╭──

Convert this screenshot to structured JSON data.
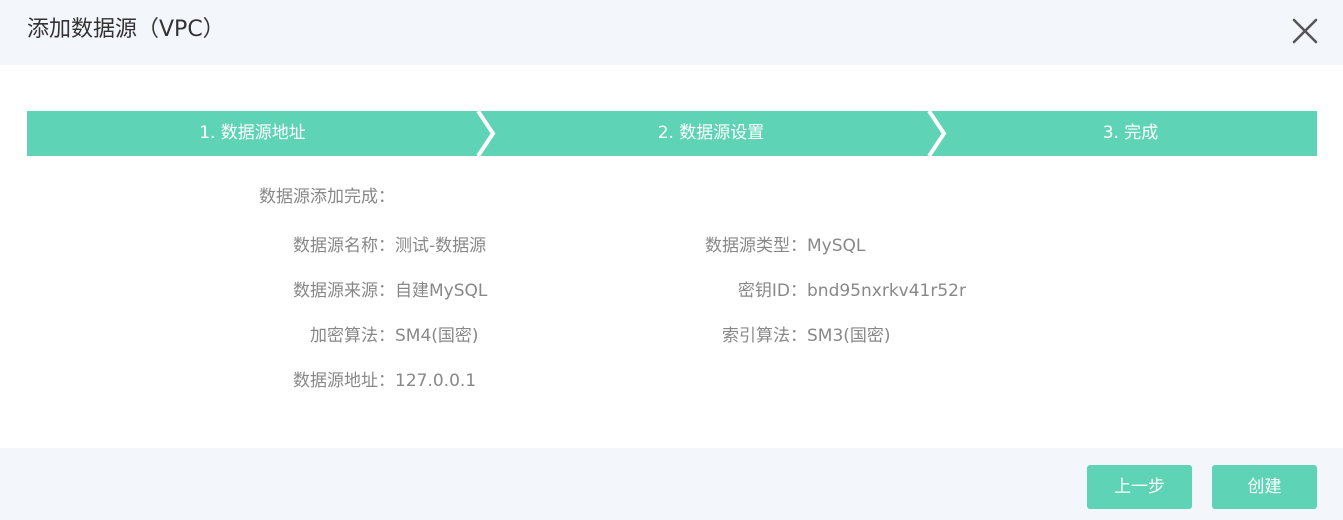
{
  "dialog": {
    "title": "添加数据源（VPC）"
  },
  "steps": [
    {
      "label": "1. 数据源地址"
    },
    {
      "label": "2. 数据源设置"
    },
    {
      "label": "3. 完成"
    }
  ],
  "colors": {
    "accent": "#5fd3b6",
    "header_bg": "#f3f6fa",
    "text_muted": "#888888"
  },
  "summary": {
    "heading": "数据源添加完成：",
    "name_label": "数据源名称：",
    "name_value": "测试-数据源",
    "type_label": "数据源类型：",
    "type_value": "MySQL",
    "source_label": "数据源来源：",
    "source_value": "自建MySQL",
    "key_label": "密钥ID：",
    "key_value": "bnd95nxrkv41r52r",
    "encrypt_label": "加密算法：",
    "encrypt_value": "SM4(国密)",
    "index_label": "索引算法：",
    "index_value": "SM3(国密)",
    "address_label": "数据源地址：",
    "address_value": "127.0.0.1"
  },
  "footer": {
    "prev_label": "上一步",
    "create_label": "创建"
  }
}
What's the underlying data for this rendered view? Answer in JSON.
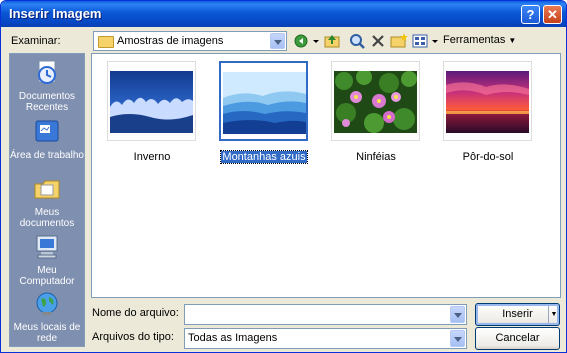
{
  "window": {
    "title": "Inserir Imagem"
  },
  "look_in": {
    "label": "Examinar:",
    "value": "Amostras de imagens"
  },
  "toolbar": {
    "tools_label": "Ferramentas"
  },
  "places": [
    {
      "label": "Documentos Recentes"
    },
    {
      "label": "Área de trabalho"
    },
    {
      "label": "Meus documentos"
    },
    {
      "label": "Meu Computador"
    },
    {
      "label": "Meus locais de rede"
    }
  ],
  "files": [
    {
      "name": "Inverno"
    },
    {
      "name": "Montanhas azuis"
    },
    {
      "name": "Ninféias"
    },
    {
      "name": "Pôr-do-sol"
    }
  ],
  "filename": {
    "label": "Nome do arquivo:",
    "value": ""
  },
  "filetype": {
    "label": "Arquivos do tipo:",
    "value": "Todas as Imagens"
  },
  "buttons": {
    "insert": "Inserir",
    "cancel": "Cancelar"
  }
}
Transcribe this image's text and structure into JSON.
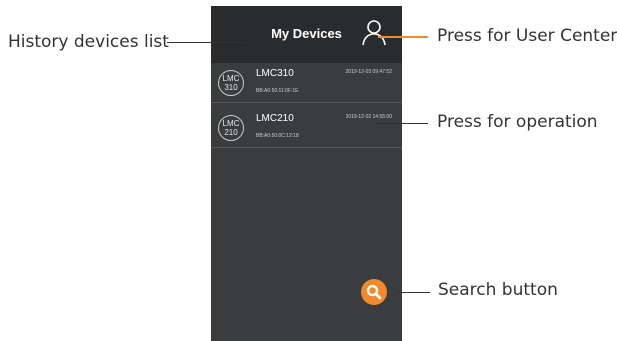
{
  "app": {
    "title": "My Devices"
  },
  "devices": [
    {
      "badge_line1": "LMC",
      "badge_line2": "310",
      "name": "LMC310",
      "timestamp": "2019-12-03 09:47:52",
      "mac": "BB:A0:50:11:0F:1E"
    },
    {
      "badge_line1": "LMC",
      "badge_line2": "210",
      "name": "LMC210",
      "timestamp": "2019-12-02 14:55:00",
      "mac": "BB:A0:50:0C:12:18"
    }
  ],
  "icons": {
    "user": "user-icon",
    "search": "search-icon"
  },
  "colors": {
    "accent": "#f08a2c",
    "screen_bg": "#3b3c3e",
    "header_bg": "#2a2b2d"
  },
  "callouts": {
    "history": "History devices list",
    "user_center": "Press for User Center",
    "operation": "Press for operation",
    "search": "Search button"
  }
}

╰──

● **Prompt**:
Reproduce the whole listing word for word, setting aside any pictures.

● **Result for this exercise**:
Convert this screenshot to structured JSON data.
{
  "dialog": {
    "title": "添加数据源（VPC）"
  },
  "steps": [
    {
      "label": "1. 数据源地址"
    },
    {
      "label": "2. 数据源设置"
    },
    {
      "label": "3. 完成"
    }
  ],
  "colors": {
    "accent": "#5fd3b6",
    "header_bg": "#f3f6fa",
    "text_muted": "#888888"
  },
  "summary": {
    "heading": "数据源添加完成：",
    "name_label": "数据源名称：",
    "name_value": "测试-数据源",
    "type_label": "数据源类型：",
    "type_value": "MySQL",
    "source_label": "数据源来源：",
    "source_value": "自建MySQL",
    "key_label": "密钥ID：",
    "key_value": "bnd95nxrkv41r52r",
    "encrypt_label": "加密算法：",
    "encrypt_value": "SM4(国密)",
    "index_label": "索引算法：",
    "index_value": "SM3(国密)",
    "address_label": "数据源地址：",
    "address_value": "127.0.0.1"
  },
  "footer": {
    "prev_label": "上一步",
    "create_label": "创建"
  }
}
What's the underlying data for this rendered view? Answer in JSON.
{
  "window": {
    "title": "Inserir Imagem"
  },
  "look_in": {
    "label": "Examinar:",
    "value": "Amostras de imagens"
  },
  "toolbar": {
    "tools_label": "Ferramentas"
  },
  "places": [
    {
      "label": "Documentos Recentes"
    },
    {
      "label": "Área de trabalho"
    },
    {
      "label": "Meus documentos"
    },
    {
      "label": "Meu Computador"
    },
    {
      "label": "Meus locais de rede"
    }
  ],
  "files": [
    {
      "name": "Inverno"
    },
    {
      "name": "Montanhas azuis"
    },
    {
      "name": "Ninféias"
    },
    {
      "name": "Pôr-do-sol"
    }
  ],
  "filename": {
    "label": "Nome do arquivo:",
    "value": ""
  },
  "filetype": {
    "label": "Arquivos do tipo:",
    "value": "Todas as Imagens"
  },
  "buttons": {
    "insert": "Inserir",
    "cancel": "Cancelar"
  }
}
Transcribe this image's text and structure into JSON.
{
  "app": {
    "title": "My Devices"
  },
  "devices": [
    {
      "badge_line1": "LMC",
      "badge_line2": "310",
      "name": "LMC310",
      "timestamp": "2019-12-03 09:47:52",
      "mac": "BB:A0:50:11:0F:1E"
    },
    {
      "badge_line1": "LMC",
      "badge_line2": "210",
      "name": "LMC210",
      "timestamp": "2019-12-02 14:55:00",
      "mac": "BB:A0:50:0C:12:18"
    }
  ],
  "icons": {
    "user": "user-icon",
    "search": "search-icon"
  },
  "colors": {
    "accent": "#f08a2c",
    "screen_bg": "#3b3c3e",
    "header_bg": "#2a2b2d"
  },
  "callouts": {
    "history": "History devices list",
    "user_center": "Press for User Center",
    "operation": "Press for operation",
    "search": "Search button"
  }
}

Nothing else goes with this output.